→ **Supplied material**:
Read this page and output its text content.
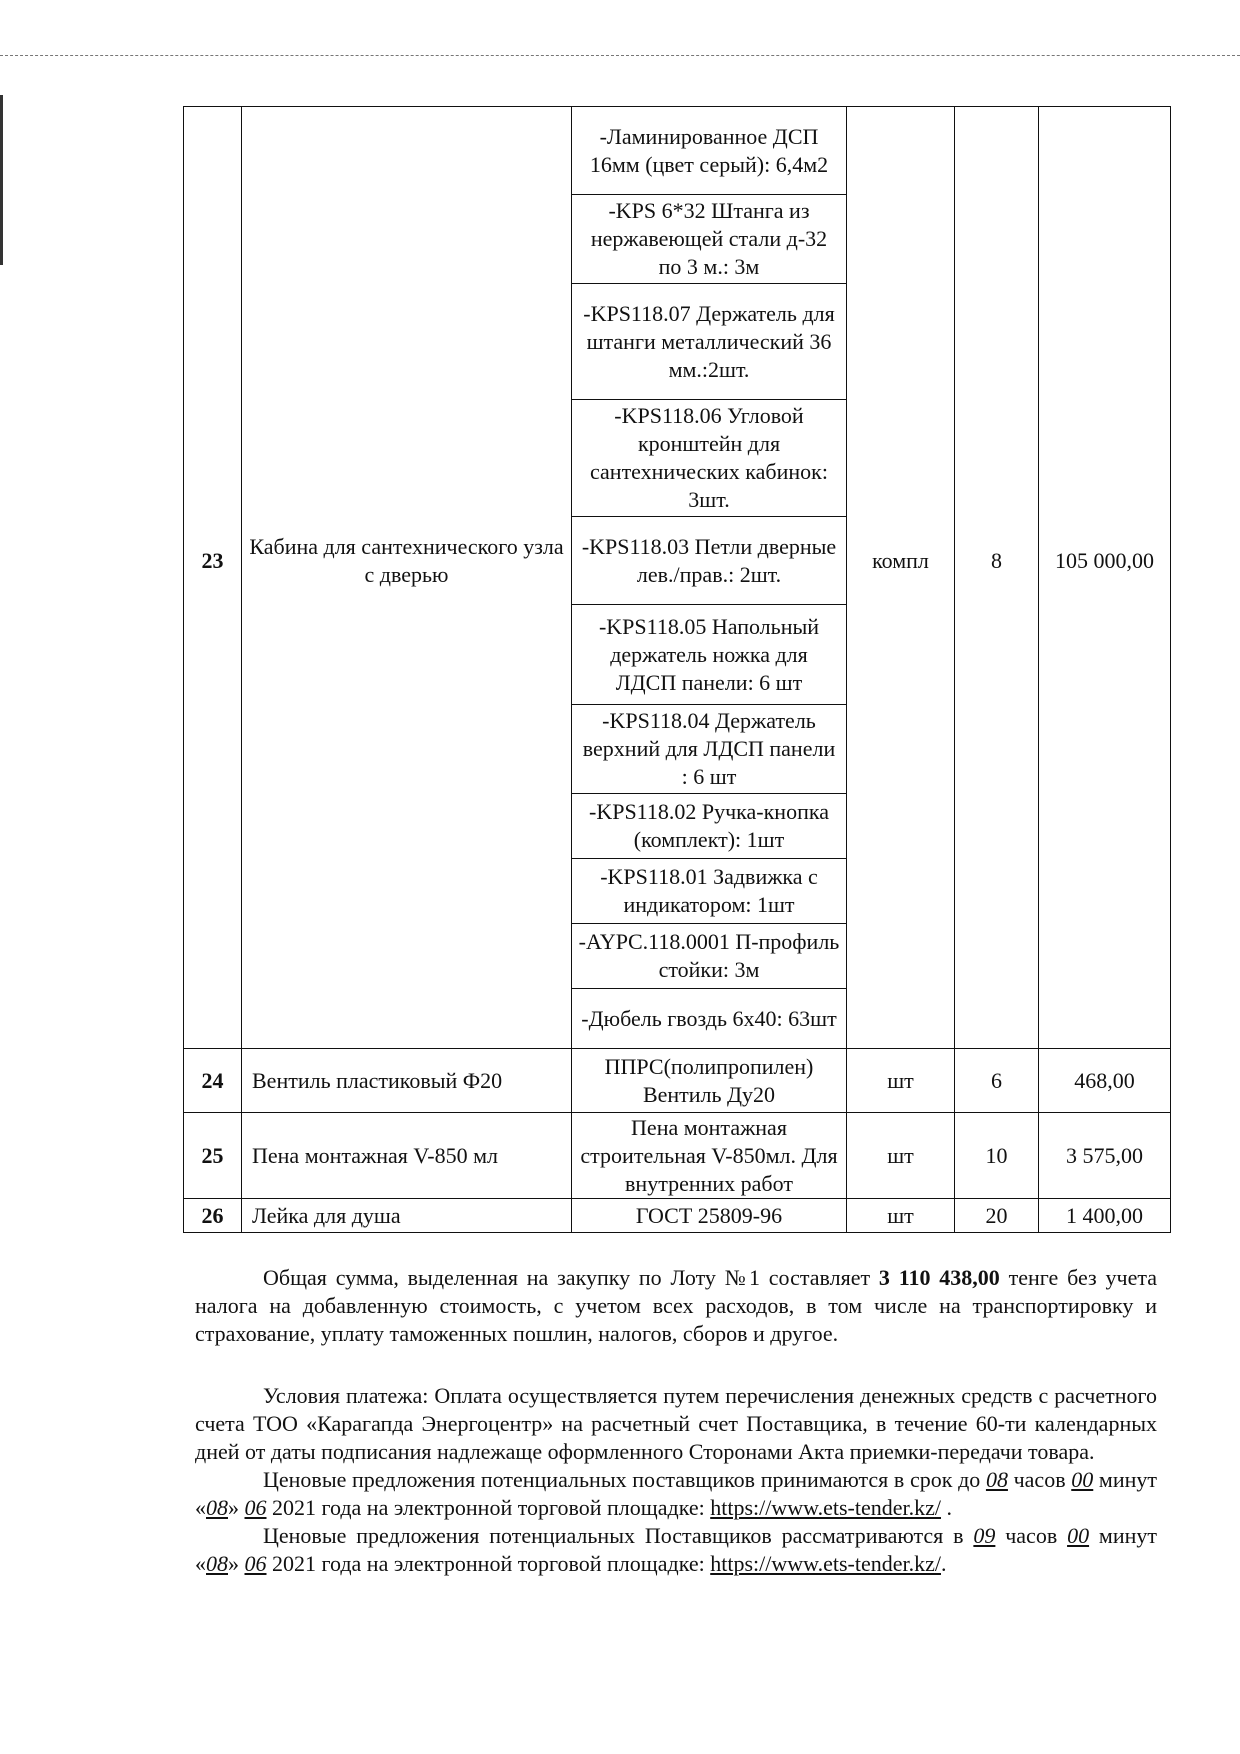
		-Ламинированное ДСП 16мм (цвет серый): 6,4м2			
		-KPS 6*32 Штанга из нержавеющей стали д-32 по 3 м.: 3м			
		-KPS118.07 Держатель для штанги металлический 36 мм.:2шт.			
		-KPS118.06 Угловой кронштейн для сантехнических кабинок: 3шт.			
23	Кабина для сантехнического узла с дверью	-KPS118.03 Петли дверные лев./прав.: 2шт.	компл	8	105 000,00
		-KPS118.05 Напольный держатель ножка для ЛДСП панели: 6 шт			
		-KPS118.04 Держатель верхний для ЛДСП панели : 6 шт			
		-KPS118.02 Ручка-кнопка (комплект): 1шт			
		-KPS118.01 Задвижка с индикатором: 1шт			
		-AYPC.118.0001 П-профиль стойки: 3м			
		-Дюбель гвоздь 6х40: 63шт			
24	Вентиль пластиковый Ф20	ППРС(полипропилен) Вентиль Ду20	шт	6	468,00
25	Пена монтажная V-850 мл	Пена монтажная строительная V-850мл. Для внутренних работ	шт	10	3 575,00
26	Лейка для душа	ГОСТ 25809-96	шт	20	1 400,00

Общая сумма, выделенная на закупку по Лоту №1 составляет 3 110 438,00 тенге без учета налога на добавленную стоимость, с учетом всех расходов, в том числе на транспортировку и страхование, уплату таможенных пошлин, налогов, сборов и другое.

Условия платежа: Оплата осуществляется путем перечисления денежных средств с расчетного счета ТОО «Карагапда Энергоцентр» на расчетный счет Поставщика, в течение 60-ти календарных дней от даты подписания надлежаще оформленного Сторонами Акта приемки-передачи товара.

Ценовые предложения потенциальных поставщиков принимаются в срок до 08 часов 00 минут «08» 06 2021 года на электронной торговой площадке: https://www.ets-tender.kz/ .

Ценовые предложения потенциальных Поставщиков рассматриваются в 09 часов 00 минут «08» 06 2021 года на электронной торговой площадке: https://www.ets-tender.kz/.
* * *
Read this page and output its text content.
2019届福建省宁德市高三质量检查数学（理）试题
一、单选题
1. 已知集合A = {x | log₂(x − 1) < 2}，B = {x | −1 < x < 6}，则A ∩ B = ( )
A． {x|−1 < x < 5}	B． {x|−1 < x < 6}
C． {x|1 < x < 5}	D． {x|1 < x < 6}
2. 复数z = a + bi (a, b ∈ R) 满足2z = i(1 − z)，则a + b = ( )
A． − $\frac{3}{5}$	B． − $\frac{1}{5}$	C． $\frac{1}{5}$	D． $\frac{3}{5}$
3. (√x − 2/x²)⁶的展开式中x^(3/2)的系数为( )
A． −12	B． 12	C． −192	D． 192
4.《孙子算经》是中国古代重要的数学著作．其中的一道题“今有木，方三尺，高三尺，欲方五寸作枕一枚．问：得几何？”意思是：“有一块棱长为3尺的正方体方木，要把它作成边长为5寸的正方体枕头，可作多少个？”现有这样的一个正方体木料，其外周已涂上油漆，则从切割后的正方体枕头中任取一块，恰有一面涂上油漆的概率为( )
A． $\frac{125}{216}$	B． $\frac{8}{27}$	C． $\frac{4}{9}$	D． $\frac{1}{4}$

→ **Short task**: Which lines above hold the word "минут"? Copy each of them.

→ **Completed exercise**:
Ценовые предложения потенциальных поставщиков принимаются в срок до 08 часов 00 минут «08» 06 2021 года на электронной торговой площадке: https://www.ets-tender.kz/ .
Ценовые предложения потенциальных Поставщиков рассматриваются в 09 часов 00 минут «08» 06 2021 года на электронной торговой площадке: https://www.ets-tender.kz/.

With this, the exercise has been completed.